(Extracted records)
•••
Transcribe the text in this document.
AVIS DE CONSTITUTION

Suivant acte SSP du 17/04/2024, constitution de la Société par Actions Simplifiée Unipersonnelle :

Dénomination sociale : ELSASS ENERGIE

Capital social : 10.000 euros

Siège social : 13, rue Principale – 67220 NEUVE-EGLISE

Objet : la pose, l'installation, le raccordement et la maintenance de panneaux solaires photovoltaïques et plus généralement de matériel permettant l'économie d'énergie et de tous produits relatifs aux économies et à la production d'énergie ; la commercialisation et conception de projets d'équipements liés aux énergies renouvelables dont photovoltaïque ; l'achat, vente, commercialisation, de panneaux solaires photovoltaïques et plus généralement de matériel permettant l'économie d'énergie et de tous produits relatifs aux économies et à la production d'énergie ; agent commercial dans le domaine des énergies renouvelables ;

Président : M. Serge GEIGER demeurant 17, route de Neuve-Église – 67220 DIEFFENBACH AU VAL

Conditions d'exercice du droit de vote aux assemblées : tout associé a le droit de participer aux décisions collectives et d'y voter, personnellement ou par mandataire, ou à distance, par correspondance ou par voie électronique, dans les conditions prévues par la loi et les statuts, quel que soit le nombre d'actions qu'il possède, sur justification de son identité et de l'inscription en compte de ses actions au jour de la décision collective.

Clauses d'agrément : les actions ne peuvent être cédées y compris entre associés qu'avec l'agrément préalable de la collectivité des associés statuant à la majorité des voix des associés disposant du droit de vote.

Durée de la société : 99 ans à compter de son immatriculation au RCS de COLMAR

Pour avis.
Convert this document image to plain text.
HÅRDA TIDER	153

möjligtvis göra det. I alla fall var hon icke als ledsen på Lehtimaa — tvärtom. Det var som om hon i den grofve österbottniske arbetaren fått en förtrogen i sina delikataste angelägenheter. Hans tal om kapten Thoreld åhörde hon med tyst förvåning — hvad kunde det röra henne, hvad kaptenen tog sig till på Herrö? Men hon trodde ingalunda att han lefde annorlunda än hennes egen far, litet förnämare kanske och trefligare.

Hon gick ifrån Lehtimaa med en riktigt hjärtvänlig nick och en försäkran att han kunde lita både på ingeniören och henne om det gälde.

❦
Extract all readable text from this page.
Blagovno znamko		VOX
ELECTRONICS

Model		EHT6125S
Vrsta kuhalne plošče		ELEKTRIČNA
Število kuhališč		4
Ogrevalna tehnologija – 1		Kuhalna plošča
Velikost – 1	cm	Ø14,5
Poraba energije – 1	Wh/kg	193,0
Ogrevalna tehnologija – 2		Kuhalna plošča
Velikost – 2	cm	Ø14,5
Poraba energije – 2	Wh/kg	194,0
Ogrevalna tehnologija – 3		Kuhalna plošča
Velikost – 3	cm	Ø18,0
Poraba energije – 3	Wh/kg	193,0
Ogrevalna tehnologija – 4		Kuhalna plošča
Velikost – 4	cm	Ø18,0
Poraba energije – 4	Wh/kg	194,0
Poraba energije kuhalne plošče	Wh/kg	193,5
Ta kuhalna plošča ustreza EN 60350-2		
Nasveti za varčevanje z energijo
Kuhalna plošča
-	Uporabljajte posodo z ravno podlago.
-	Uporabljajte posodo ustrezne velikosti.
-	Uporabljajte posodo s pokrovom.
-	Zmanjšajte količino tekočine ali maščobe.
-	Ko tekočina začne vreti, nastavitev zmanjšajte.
•••
• INSTRUCTIONS FOR THE TASK
Everything in the listing above should be restated exactly.

• EXERCISE RESULT
Transcribe the text in this document.
AVIS DE CONSTITUTION

Suivant acte SSP du 17/04/2024, constitution de la Société par Actions Simplifiée Unipersonnelle :

Dénomination sociale : ELSASS ENERGIE

Capital social : 10.000 euros

Siège social : 13, rue Principale – 67220 NEUVE-EGLISE

Objet : la pose, l'installation, le raccordement et la maintenance de panneaux solaires photovoltaïques et plus généralement de matériel permettant l'économie d'énergie et de tous produits relatifs aux économies et à la production d'énergie ; la commercialisation et conception de projets d'équipements liés aux énergies renouvelables dont photovoltaïque ; l'achat, vente, commercialisation, de panneaux solaires photovoltaïques et plus généralement de matériel permettant l'économie d'énergie et de tous produits relatifs aux économies et à la production d'énergie ; agent commercial dans le domaine des énergies renouvelables ;

Président : M. Serge GEIGER demeurant 17, route de Neuve-Église – 67220 DIEFFENBACH AU VAL

Conditions d'exercice du droit de vote aux assemblées : tout associé a le droit de participer aux décisions collectives et d'y voter, personnellement ou par mandataire, ou à distance, par correspondance ou par voie électronique, dans les conditions prévues par la loi et les statuts, quel que soit le nombre d'actions qu'il possède, sur justification de son identité et de l'inscription en compte de ses actions au jour de la décision collective.

Clauses d'agrément : les actions ne peuvent être cédées y compris entre associés qu'avec l'agrément préalable de la collectivité des associés statuant à la majorité des voix des associés disposant du droit de vote.

Durée de la société : 99 ans à compter de son immatriculation au RCS de COLMAR

Pour avis.
Convert this document image to plain text.
HÅRDA TIDER	153

möjligtvis göra det. I alla fall var hon icke als ledsen på Lehtimaa — tvärtom. Det var som om hon i den grofve österbottniske arbetaren fått en förtrogen i sina delikataste angelägenheter. Hans tal om kapten Thoreld åhörde hon med tyst förvåning — hvad kunde det röra henne, hvad kaptenen tog sig till på Herrö? Men hon trodde ingalunda att han lefde annorlunda än hennes egen far, litet förnämare kanske och trefligare.

Hon gick ifrån Lehtimaa med en riktigt hjärtvänlig nick och en försäkran att han kunde lita både på ingeniören och henne om det gälde.

❦
Extract all readable text from this page.
Blagovno znamko		VOX
ELECTRONICS

Model		EHT6125S
Vrsta kuhalne plošče		ELEKTRIČNA
Število kuhališč		4
Ogrevalna tehnologija – 1		Kuhalna plošča
Velikost – 1	cm	Ø14,5
Poraba energije – 1	Wh/kg	193,0
Ogrevalna tehnologija – 2		Kuhalna plošča
Velikost – 2	cm	Ø14,5
Poraba energije – 2	Wh/kg	194,0
Ogrevalna tehnologija – 3		Kuhalna plošča
Velikost – 3	cm	Ø18,0
Poraba energije – 3	Wh/kg	193,0
Ogrevalna tehnologija – 4		Kuhalna plošča
Velikost – 4	cm	Ø18,0
Poraba energije – 4	Wh/kg	194,0
Poraba energije kuhalne plošče	Wh/kg	193,5
Ta kuhalna plošča ustreza EN 60350-2		
Nasveti za varčevanje z energijo
Kuhalna plošča
-	Uporabljajte posodo z ravno podlago.
-	Uporabljajte posodo ustrezne velikosti.
-	Uporabljajte posodo s pokrovom.
-	Zmanjšajte količino tekočine ali maščobe.
-	Ko tekočina začne vreti, nastavitev zmanjšajte.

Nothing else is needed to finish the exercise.